▸ **GIVEN PROBLEM**
Extract all of the entries and give them again, word for word.

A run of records
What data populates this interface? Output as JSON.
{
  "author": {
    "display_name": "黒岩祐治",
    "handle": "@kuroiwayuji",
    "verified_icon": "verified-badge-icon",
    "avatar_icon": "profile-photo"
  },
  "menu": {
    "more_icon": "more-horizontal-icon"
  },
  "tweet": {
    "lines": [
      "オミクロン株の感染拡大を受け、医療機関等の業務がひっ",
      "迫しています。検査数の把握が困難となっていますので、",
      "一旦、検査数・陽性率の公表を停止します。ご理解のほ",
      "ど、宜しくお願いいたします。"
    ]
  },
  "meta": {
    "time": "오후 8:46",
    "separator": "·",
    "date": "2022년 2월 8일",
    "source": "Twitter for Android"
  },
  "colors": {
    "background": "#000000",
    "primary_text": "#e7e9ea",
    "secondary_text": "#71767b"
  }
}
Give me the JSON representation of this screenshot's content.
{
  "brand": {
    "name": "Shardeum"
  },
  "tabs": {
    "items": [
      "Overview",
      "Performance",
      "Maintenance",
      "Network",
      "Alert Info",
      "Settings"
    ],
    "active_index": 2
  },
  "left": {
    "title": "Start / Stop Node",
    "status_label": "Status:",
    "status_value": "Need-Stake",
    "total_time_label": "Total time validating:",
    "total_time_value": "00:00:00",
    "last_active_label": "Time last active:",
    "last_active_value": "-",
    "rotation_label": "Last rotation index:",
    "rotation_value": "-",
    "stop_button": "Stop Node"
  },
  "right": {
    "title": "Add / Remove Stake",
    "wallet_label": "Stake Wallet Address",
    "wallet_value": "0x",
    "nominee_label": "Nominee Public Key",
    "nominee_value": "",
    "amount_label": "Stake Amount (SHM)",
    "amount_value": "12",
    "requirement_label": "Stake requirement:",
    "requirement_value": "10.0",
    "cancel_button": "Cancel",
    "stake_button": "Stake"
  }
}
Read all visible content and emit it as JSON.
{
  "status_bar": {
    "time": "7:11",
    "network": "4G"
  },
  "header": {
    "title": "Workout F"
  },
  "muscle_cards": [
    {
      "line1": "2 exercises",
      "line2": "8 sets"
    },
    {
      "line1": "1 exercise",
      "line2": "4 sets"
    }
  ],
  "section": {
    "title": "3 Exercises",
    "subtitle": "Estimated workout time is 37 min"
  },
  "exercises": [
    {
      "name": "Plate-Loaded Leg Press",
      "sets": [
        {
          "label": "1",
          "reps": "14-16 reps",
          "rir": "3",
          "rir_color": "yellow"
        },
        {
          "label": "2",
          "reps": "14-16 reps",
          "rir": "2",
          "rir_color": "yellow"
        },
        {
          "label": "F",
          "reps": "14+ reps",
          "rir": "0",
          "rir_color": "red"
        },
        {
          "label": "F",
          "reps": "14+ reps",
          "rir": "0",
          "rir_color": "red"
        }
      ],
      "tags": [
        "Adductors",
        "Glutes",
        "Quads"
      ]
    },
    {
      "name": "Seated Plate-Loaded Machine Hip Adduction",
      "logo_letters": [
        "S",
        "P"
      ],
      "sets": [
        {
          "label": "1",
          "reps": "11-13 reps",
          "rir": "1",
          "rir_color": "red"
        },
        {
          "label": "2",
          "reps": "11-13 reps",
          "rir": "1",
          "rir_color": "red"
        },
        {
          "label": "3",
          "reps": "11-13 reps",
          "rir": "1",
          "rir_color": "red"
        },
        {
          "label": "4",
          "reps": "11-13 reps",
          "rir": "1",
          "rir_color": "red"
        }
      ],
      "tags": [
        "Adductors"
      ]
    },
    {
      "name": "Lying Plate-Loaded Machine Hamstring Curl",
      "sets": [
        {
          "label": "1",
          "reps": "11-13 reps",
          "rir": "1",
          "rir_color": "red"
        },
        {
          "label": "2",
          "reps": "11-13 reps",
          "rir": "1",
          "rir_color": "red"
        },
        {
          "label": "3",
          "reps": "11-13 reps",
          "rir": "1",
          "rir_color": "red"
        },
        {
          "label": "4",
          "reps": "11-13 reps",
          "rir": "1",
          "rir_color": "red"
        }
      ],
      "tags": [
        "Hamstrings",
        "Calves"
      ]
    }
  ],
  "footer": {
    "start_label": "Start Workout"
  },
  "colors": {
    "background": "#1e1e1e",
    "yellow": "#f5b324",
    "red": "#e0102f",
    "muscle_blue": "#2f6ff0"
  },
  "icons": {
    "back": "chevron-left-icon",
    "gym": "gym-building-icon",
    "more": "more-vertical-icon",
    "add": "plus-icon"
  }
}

▸ **PROBLEM SOLUTION**
What data populates this interface? Output as JSON.
{
  "author": {
    "display_name": "黒岩祐治",
    "handle": "@kuroiwayuji",
    "verified_icon": "verified-badge-icon",
    "avatar_icon": "profile-photo"
  },
  "menu": {
    "more_icon": "more-horizontal-icon"
  },
  "tweet": {
    "lines": [
      "オミクロン株の感染拡大を受け、医療機関等の業務がひっ",
      "迫しています。検査数の把握が困難となっていますので、",
      "一旦、検査数・陽性率の公表を停止します。ご理解のほ",
      "ど、宜しくお願いいたします。"
    ]
  },
  "meta": {
    "time": "오후 8:46",
    "separator": "·",
    "date": "2022년 2월 8일",
    "source": "Twitter for Android"
  },
  "colors": {
    "background": "#000000",
    "primary_text": "#e7e9ea",
    "secondary_text": "#71767b"
  }
}
Give me the JSON representation of this screenshot's content.
{
  "brand": {
    "name": "Shardeum"
  },
  "tabs": {
    "items": [
      "Overview",
      "Performance",
      "Maintenance",
      "Network",
      "Alert Info",
      "Settings"
    ],
    "active_index": 2
  },
  "left": {
    "title": "Start / Stop Node",
    "status_label": "Status:",
    "status_value": "Need-Stake",
    "total_time_label": "Total time validating:",
    "total_time_value": "00:00:00",
    "last_active_label": "Time last active:",
    "last_active_value": "-",
    "rotation_label": "Last rotation index:",
    "rotation_value": "-",
    "stop_button": "Stop Node"
  },
  "right": {
    "title": "Add / Remove Stake",
    "wallet_label": "Stake Wallet Address",
    "wallet_value": "0x",
    "nominee_label": "Nominee Public Key",
    "nominee_value": "",
    "amount_label": "Stake Amount (SHM)",
    "amount_value": "12",
    "requirement_label": "Stake requirement:",
    "requirement_value": "10.0",
    "cancel_button": "Cancel",
    "stake_button": "Stake"
  }
}
Read all visible content and emit it as JSON.
{
  "status_bar": {
    "time": "7:11",
    "network": "4G"
  },
  "header": {
    "title": "Workout F"
  },
  "muscle_cards": [
    {
      "line1": "2 exercises",
      "line2": "8 sets"
    },
    {
      "line1": "1 exercise",
      "line2": "4 sets"
    }
  ],
  "section": {
    "title": "3 Exercises",
    "subtitle": "Estimated workout time is 37 min"
  },
  "exercises": [
    {
      "name": "Plate-Loaded Leg Press",
      "sets": [
        {
          "label": "1",
          "reps": "14-16 reps",
          "rir": "3",
          "rir_color": "yellow"
        },
        {
          "label": "2",
          "reps": "14-16 reps",
          "rir": "2",
          "rir_color": "yellow"
        },
        {
          "label": "F",
          "reps": "14+ reps",
          "rir": "0",
          "rir_color": "red"
        },
        {
          "label": "F",
          "reps": "14+ reps",
          "rir": "0",
          "rir_color": "red"
        }
      ],
      "tags": [
        "Adductors",
        "Glutes",
        "Quads"
      ]
    },
    {
      "name": "Seated Plate-Loaded Machine Hip Adduction",
      "logo_letters": [
        "S",
        "P"
      ],
      "sets": [
        {
          "label": "1",
          "reps": "11-13 reps",
          "rir": "1",
          "rir_color": "red"
        },
        {
          "label": "2",
          "reps": "11-13 reps",
          "rir": "1",
          "rir_color": "red"
        },
        {
          "label": "3",
          "reps": "11-13 reps",
          "rir": "1",
          "rir_color": "red"
        },
        {
          "label": "4",
          "reps": "11-13 reps",
          "rir": "1",
          "rir_color": "red"
        }
      ],
      "tags": [
        "Adductors"
      ]
    },
    {
      "name": "Lying Plate-Loaded Machine Hamstring Curl",
      "sets": [
        {
          "label": "1",
          "reps": "11-13 reps",
          "rir": "1",
          "rir_color": "red"
        },
        {
          "label": "2",
          "reps": "11-13 reps",
          "rir": "1",
          "rir_color": "red"
        },
        {
          "label": "3",
          "reps": "11-13 reps",
          "rir": "1",
          "rir_color": "red"
        },
        {
          "label": "4",
          "reps": "11-13 reps",
          "rir": "1",
          "rir_color": "red"
        }
      ],
      "tags": [
        "Hamstrings",
        "Calves"
      ]
    }
  ],
  "footer": {
    "start_label": "Start Workout"
  },
  "colors": {
    "background": "#1e1e1e",
    "yellow": "#f5b324",
    "red": "#e0102f",
    "muscle_blue": "#2f6ff0"
  },
  "icons": {
    "back": "chevron-left-icon",
    "gym": "gym-building-icon",
    "more": "more-vertical-icon",
    "add": "plus-icon"
  }
}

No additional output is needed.